**Task to complete:**
Convert the lines below, from the first one through the line containing "japan-stats-card: 381,237 traffic", into a numbered list, and omit any blank lines.

— Start Rows —

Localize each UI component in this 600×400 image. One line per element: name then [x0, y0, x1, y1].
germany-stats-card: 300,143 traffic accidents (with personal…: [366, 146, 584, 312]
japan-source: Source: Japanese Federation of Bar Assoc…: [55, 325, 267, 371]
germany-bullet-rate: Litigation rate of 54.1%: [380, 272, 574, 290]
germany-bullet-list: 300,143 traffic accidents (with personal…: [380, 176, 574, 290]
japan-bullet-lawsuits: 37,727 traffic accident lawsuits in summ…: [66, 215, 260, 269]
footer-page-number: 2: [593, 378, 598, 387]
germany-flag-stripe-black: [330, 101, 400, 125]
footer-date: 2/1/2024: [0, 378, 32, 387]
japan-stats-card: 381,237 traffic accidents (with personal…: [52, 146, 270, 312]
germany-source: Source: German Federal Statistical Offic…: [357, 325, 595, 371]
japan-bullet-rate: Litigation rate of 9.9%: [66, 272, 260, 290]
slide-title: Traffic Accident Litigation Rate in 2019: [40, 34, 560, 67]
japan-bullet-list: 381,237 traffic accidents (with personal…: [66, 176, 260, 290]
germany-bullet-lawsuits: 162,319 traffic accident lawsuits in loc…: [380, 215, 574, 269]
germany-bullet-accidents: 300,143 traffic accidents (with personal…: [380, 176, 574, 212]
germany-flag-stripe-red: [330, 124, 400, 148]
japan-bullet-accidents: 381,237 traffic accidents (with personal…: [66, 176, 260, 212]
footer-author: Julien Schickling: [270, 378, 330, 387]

— End Rows —

**Solved problem:**
1. Localize each UI component in this 600×400 image. One line per element: name then [x0, y0, x1, y1].
2. germany-stats-card: 300,143 traffic accidents (with personal…: [366, 146, 584, 312]
3. japan-source: Source: Japanese Federation of Bar Assoc…: [55, 325, 267, 371]
4. germany-bullet-rate: Litigation rate of 54.1%: [380, 272, 574, 290]
5. germany-bullet-list: 300,143 traffic accidents (with personal…: [380, 176, 574, 290]
6. japan-bullet-lawsuits: 37,727 traffic accident lawsuits in summ…: [66, 215, 260, 269]
7. footer-page-number: 2: [593, 378, 598, 387]
8. germany-flag-stripe-black: [330, 101, 400, 125]
9. footer-date: 2/1/2024: [0, 378, 32, 387]
10. japan-stats-card: 381,237 traffic accidents (with personal…: [52, 146, 270, 312]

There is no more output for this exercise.